[WHAT NEEDS TO BE DONE]: Write the material out again exactly.

[RECORDS SHOWN]:
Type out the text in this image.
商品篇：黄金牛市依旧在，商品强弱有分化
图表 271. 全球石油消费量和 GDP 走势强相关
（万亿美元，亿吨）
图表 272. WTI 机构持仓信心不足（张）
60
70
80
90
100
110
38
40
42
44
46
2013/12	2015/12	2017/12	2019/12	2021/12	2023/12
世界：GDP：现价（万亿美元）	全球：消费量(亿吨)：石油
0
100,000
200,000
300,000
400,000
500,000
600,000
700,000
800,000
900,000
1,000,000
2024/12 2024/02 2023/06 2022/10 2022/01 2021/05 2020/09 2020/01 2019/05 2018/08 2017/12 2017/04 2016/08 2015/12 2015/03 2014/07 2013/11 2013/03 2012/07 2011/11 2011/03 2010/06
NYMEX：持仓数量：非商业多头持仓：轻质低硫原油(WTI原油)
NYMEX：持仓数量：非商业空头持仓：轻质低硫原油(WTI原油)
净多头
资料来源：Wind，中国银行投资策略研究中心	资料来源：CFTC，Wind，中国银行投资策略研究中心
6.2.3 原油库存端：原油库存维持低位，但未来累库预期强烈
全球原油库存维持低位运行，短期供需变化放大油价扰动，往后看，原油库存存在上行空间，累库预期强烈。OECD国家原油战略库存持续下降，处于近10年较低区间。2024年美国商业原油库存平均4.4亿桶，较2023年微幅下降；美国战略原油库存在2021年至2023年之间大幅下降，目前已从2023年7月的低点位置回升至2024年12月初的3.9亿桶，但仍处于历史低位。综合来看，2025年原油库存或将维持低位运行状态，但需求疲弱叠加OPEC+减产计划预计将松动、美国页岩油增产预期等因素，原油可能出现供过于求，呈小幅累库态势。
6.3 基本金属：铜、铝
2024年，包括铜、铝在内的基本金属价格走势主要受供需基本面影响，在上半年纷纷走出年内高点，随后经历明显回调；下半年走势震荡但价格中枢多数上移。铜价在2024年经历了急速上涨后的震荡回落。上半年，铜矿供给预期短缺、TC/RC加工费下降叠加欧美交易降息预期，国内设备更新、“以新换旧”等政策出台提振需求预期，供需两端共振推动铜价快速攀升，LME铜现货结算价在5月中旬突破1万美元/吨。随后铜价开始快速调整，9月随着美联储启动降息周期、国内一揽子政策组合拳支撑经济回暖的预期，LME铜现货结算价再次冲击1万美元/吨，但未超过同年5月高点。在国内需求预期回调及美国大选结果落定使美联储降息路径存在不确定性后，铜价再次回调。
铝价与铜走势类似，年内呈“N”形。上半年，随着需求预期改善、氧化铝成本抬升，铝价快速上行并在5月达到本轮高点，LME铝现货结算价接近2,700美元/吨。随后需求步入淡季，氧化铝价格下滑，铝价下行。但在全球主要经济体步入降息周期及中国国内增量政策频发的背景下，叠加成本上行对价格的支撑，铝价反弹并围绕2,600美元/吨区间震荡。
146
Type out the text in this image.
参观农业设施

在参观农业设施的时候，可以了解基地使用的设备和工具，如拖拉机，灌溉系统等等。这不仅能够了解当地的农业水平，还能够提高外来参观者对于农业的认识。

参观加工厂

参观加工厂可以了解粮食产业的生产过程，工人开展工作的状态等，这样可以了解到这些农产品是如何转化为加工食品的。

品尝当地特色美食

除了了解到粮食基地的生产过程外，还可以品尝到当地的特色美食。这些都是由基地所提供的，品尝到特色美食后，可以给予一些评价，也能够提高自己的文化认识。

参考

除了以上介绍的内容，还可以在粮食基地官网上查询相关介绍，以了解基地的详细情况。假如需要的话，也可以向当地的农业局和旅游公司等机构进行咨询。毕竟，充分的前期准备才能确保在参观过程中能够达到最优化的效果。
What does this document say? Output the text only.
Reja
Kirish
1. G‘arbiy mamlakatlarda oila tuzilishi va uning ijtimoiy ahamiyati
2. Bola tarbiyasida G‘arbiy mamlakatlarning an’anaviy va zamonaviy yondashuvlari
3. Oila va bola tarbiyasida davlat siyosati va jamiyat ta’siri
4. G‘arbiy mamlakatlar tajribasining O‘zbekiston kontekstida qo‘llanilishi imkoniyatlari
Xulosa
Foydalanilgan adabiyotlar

[WRITTEN REPLY]:
Type out the text in this image.
商品篇：黄金牛市依旧在，商品强弱有分化
图表 271. 全球石油消费量和 GDP 走势强相关
（万亿美元，亿吨）
图表 272. WTI 机构持仓信心不足（张）
60
70
80
90
100
110
38
40
42
44
46
2013/12	2015/12	2017/12	2019/12	2021/12	2023/12
世界：GDP：现价（万亿美元）	全球：消费量(亿吨)：石油
0
100,000
200,000
300,000
400,000
500,000
600,000
700,000
800,000
900,000
1,000,000
2024/12 2024/02 2023/06 2022/10 2022/01 2021/05 2020/09 2020/01 2019/05 2018/08 2017/12 2017/04 2016/08 2015/12 2015/03 2014/07 2013/11 2013/03 2012/07 2011/11 2011/03 2010/06
NYMEX：持仓数量：非商业多头持仓：轻质低硫原油(WTI原油)
NYMEX：持仓数量：非商业空头持仓：轻质低硫原油(WTI原油)
净多头
资料来源：Wind，中国银行投资策略研究中心	资料来源：CFTC，Wind，中国银行投资策略研究中心
6.2.3 原油库存端：原油库存维持低位，但未来累库预期强烈
全球原油库存维持低位运行，短期供需变化放大油价扰动，往后看，原油库存存在上行空间，累库预期强烈。OECD国家原油战略库存持续下降，处于近10年较低区间。2024年美国商业原油库存平均4.4亿桶，较2023年微幅下降；美国战略原油库存在2021年至2023年之间大幅下降，目前已从2023年7月的低点位置回升至2024年12月初的3.9亿桶，但仍处于历史低位。综合来看，2025年原油库存或将维持低位运行状态，但需求疲弱叠加OPEC+减产计划预计将松动、美国页岩油增产预期等因素，原油可能出现供过于求，呈小幅累库态势。
6.3 基本金属：铜、铝
2024年，包括铜、铝在内的基本金属价格走势主要受供需基本面影响，在上半年纷纷走出年内高点，随后经历明显回调；下半年走势震荡但价格中枢多数上移。铜价在2024年经历了急速上涨后的震荡回落。上半年，铜矿供给预期短缺、TC/RC加工费下降叠加欧美交易降息预期，国内设备更新、“以新换旧”等政策出台提振需求预期，供需两端共振推动铜价快速攀升，LME铜现货结算价在5月中旬突破1万美元/吨。随后铜价开始快速调整，9月随着美联储启动降息周期、国内一揽子政策组合拳支撑经济回暖的预期，LME铜现货结算价再次冲击1万美元/吨，但未超过同年5月高点。在国内需求预期回调及美国大选结果落定使美联储降息路径存在不确定性后，铜价再次回调。
铝价与铜走势类似，年内呈“N”形。上半年，随着需求预期改善、氧化铝成本抬升，铝价快速上行并在5月达到本轮高点，LME铝现货结算价接近2,700美元/吨。随后需求步入淡季，氧化铝价格下滑，铝价下行。但在全球主要经济体步入降息周期及中国国内增量政策频发的背景下，叠加成本上行对价格的支撑，铝价反弹并围绕2,600美元/吨区间震荡。
146
Type out the text in this image.
参观农业设施

在参观农业设施的时候，可以了解基地使用的设备和工具，如拖拉机，灌溉系统等等。这不仅能够了解当地的农业水平，还能够提高外来参观者对于农业的认识。

参观加工厂

参观加工厂可以了解粮食产业的生产过程，工人开展工作的状态等，这样可以了解到这些农产品是如何转化为加工食品的。

品尝当地特色美食

除了了解到粮食基地的生产过程外，还可以品尝到当地的特色美食。这些都是由基地所提供的，品尝到特色美食后，可以给予一些评价，也能够提高自己的文化认识。

参考

除了以上介绍的内容，还可以在粮食基地官网上查询相关介绍，以了解基地的详细情况。假如需要的话，也可以向当地的农业局和旅游公司等机构进行咨询。毕竟，充分的前期准备才能确保在参观过程中能够达到最优化的效果。
What does this document say? Output the text only.
Reja
Kirish
1. G‘arbiy mamlakatlarda oila tuzilishi va uning ijtimoiy ahamiyati
2. Bola tarbiyasida G‘arbiy mamlakatlarning an’anaviy va zamonaviy yondashuvlari
3. Oila va bola tarbiyasida davlat siyosati va jamiyat ta’siri
4. G‘arbiy mamlakatlar tajribasining O‘zbekiston kontekstida qo‘llanilishi imkoniyatlari
Xulosa
Foydalanilgan adabiyotlar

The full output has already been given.